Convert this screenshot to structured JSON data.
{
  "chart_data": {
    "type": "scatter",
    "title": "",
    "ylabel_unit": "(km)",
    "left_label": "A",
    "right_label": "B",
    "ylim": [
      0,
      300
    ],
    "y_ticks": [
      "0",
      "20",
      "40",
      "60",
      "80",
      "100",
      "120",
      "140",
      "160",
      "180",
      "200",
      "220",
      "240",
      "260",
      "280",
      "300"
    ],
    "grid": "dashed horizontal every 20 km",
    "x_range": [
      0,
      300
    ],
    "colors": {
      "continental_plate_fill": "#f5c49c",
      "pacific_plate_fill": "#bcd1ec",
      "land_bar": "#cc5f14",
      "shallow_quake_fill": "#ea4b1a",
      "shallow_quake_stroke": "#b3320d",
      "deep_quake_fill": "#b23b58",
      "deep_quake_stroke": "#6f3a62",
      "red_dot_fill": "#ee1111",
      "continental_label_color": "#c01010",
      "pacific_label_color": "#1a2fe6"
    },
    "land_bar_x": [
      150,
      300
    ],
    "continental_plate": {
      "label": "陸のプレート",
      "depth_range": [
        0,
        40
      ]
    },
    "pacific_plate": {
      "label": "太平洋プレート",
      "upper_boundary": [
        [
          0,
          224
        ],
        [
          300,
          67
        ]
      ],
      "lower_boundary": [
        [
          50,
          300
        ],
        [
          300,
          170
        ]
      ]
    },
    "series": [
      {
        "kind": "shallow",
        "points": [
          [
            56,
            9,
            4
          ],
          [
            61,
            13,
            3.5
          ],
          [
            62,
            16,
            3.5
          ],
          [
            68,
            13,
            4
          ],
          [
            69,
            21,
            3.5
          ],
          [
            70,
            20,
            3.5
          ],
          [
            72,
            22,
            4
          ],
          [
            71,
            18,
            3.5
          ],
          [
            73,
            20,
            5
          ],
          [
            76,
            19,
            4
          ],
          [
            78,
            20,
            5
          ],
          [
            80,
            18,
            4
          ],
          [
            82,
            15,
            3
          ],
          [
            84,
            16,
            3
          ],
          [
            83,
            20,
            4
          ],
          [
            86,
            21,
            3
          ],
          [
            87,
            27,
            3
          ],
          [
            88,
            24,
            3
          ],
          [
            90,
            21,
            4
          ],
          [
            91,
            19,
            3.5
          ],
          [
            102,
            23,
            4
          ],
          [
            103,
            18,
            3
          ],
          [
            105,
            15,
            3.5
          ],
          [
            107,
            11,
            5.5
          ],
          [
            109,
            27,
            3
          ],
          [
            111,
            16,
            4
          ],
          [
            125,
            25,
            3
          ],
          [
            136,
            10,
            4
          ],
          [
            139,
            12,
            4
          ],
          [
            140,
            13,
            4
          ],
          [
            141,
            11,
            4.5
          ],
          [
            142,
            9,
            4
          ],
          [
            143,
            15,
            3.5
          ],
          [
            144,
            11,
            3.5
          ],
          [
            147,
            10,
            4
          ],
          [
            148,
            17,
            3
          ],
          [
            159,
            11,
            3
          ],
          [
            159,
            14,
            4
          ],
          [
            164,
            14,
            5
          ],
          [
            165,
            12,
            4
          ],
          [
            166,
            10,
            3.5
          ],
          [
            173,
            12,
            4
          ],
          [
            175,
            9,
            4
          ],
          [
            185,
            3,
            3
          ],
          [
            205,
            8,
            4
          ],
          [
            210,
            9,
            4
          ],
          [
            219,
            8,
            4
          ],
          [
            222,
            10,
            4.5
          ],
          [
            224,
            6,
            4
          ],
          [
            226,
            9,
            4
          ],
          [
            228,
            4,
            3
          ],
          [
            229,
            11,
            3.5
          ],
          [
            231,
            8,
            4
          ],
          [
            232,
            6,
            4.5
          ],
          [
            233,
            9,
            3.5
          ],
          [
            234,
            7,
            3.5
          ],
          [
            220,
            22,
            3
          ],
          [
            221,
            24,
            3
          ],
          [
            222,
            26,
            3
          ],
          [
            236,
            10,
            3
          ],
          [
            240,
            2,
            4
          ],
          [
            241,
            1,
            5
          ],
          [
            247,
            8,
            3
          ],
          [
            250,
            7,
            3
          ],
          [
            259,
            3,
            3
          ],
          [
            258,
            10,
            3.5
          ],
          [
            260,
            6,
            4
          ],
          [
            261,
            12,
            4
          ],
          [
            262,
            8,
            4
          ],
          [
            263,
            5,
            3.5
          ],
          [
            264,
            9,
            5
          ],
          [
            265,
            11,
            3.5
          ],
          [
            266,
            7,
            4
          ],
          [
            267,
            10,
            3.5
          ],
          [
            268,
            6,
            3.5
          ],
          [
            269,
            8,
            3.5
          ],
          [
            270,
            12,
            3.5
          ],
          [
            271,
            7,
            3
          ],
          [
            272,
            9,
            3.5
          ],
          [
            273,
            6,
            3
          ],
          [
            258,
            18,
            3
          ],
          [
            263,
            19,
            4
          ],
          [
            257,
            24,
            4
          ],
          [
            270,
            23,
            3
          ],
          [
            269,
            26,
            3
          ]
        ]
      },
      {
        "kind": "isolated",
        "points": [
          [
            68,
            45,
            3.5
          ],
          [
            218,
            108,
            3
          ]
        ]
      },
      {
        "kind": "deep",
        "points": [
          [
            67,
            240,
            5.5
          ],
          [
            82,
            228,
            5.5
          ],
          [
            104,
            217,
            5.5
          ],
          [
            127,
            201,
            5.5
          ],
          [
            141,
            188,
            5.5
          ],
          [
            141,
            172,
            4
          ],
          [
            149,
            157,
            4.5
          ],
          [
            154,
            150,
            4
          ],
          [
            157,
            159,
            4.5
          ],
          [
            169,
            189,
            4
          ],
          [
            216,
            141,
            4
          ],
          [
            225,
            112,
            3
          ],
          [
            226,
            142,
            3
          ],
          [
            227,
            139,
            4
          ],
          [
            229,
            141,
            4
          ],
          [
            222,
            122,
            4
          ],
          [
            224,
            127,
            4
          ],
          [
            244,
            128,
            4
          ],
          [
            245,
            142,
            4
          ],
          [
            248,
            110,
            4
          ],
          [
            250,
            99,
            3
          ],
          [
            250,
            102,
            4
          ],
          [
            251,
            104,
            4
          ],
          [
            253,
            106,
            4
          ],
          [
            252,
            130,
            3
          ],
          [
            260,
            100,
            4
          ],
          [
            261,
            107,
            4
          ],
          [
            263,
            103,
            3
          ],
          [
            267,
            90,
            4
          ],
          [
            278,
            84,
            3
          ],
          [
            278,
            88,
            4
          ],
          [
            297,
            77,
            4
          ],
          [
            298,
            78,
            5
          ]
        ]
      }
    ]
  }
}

--------------------

What to produce. Faithfully transcribe the whole of the data.

Result of the task.
Convert this screenshot to structured JSON data.
{
  "chart_data": {
    "type": "scatter",
    "title": "",
    "ylabel_unit": "(km)",
    "left_label": "A",
    "right_label": "B",
    "ylim": [
      0,
      300
    ],
    "y_ticks": [
      "0",
      "20",
      "40",
      "60",
      "80",
      "100",
      "120",
      "140",
      "160",
      "180",
      "200",
      "220",
      "240",
      "260",
      "280",
      "300"
    ],
    "grid": "dashed horizontal every 20 km",
    "x_range": [
      0,
      300
    ],
    "colors": {
      "continental_plate_fill": "#f5c49c",
      "pacific_plate_fill": "#bcd1ec",
      "land_bar": "#cc5f14",
      "shallow_quake_fill": "#ea4b1a",
      "shallow_quake_stroke": "#b3320d",
      "deep_quake_fill": "#b23b58",
      "deep_quake_stroke": "#6f3a62",
      "red_dot_fill": "#ee1111",
      "continental_label_color": "#c01010",
      "pacific_label_color": "#1a2fe6"
    },
    "land_bar_x": [
      150,
      300
    ],
    "continental_plate": {
      "label": "陸のプレート",
      "depth_range": [
        0,
        40
      ]
    },
    "pacific_plate": {
      "label": "太平洋プレート",
      "upper_boundary": [
        [
          0,
          224
        ],
        [
          300,
          67
        ]
      ],
      "lower_boundary": [
        [
          50,
          300
        ],
        [
          300,
          170
        ]
      ]
    },
    "series": [
      {
        "kind": "shallow",
        "points": [
          [
            56,
            9,
            4
          ],
          [
            61,
            13,
            3.5
          ],
          [
            62,
            16,
            3.5
          ],
          [
            68,
            13,
            4
          ],
          [
            69,
            21,
            3.5
          ],
          [
            70,
            20,
            3.5
          ],
          [
            72,
            22,
            4
          ],
          [
            71,
            18,
            3.5
          ],
          [
            73,
            20,
            5
          ],
          [
            76,
            19,
            4
          ],
          [
            78,
            20,
            5
          ],
          [
            80,
            18,
            4
          ],
          [
            82,
            15,
            3
          ],
          [
            84,
            16,
            3
          ],
          [
            83,
            20,
            4
          ],
          [
            86,
            21,
            3
          ],
          [
            87,
            27,
            3
          ],
          [
            88,
            24,
            3
          ],
          [
            90,
            21,
            4
          ],
          [
            91,
            19,
            3.5
          ],
          [
            102,
            23,
            4
          ],
          [
            103,
            18,
            3
          ],
          [
            105,
            15,
            3.5
          ],
          [
            107,
            11,
            5.5
          ],
          [
            109,
            27,
            3
          ],
          [
            111,
            16,
            4
          ],
          [
            125,
            25,
            3
          ],
          [
            136,
            10,
            4
          ],
          [
            139,
            12,
            4
          ],
          [
            140,
            13,
            4
          ],
          [
            141,
            11,
            4.5
          ],
          [
            142,
            9,
            4
          ],
          [
            143,
            15,
            3.5
          ],
          [
            144,
            11,
            3.5
          ],
          [
            147,
            10,
            4
          ],
          [
            148,
            17,
            3
          ],
          [
            159,
            11,
            3
          ],
          [
            159,
            14,
            4
          ],
          [
            164,
            14,
            5
          ],
          [
            165,
            12,
            4
          ],
          [
            166,
            10,
            3.5
          ],
          [
            173,
            12,
            4
          ],
          [
            175,
            9,
            4
          ],
          [
            185,
            3,
            3
          ],
          [
            205,
            8,
            4
          ],
          [
            210,
            9,
            4
          ],
          [
            219,
            8,
            4
          ],
          [
            222,
            10,
            4.5
          ],
          [
            224,
            6,
            4
          ],
          [
            226,
            9,
            4
          ],
          [
            228,
            4,
            3
          ],
          [
            229,
            11,
            3.5
          ],
          [
            231,
            8,
            4
          ],
          [
            232,
            6,
            4.5
          ],
          [
            233,
            9,
            3.5
          ],
          [
            234,
            7,
            3.5
          ],
          [
            220,
            22,
            3
          ],
          [
            221,
            24,
            3
          ],
          [
            222,
            26,
            3
          ],
          [
            236,
            10,
            3
          ],
          [
            240,
            2,
            4
          ],
          [
            241,
            1,
            5
          ],
          [
            247,
            8,
            3
          ],
          [
            250,
            7,
            3
          ],
          [
            259,
            3,
            3
          ],
          [
            258,
            10,
            3.5
          ],
          [
            260,
            6,
            4
          ],
          [
            261,
            12,
            4
          ],
          [
            262,
            8,
            4
          ],
          [
            263,
            5,
            3.5
          ],
          [
            264,
            9,
            5
          ],
          [
            265,
            11,
            3.5
          ],
          [
            266,
            7,
            4
          ],
          [
            267,
            10,
            3.5
          ],
          [
            268,
            6,
            3.5
          ],
          [
            269,
            8,
            3.5
          ],
          [
            270,
            12,
            3.5
          ],
          [
            271,
            7,
            3
          ],
          [
            272,
            9,
            3.5
          ],
          [
            273,
            6,
            3
          ],
          [
            258,
            18,
            3
          ],
          [
            263,
            19,
            4
          ],
          [
            257,
            24,
            4
          ],
          [
            270,
            23,
            3
          ],
          [
            269,
            26,
            3
          ]
        ]
      },
      {
        "kind": "isolated",
        "points": [
          [
            68,
            45,
            3.5
          ],
          [
            218,
            108,
            3
          ]
        ]
      },
      {
        "kind": "deep",
        "points": [
          [
            67,
            240,
            5.5
          ],
          [
            82,
            228,
            5.5
          ],
          [
            104,
            217,
            5.5
          ],
          [
            127,
            201,
            5.5
          ],
          [
            141,
            188,
            5.5
          ],
          [
            141,
            172,
            4
          ],
          [
            149,
            157,
            4.5
          ],
          [
            154,
            150,
            4
          ],
          [
            157,
            159,
            4.5
          ],
          [
            169,
            189,
            4
          ],
          [
            216,
            141,
            4
          ],
          [
            225,
            112,
            3
          ],
          [
            226,
            142,
            3
          ],
          [
            227,
            139,
            4
          ],
          [
            229,
            141,
            4
          ],
          [
            222,
            122,
            4
          ],
          [
            224,
            127,
            4
          ],
          [
            244,
            128,
            4
          ],
          [
            245,
            142,
            4
          ],
          [
            248,
            110,
            4
          ],
          [
            250,
            99,
            3
          ],
          [
            250,
            102,
            4
          ],
          [
            251,
            104,
            4
          ],
          [
            253,
            106,
            4
          ],
          [
            252,
            130,
            3
          ],
          [
            260,
            100,
            4
          ],
          [
            261,
            107,
            4
          ],
          [
            263,
            103,
            3
          ],
          [
            267,
            90,
            4
          ],
          [
            278,
            84,
            3
          ],
          [
            278,
            88,
            4
          ],
          [
            297,
            77,
            4
          ],
          [
            298,
            78,
            5
          ]
        ]
      }
    ]
  }
}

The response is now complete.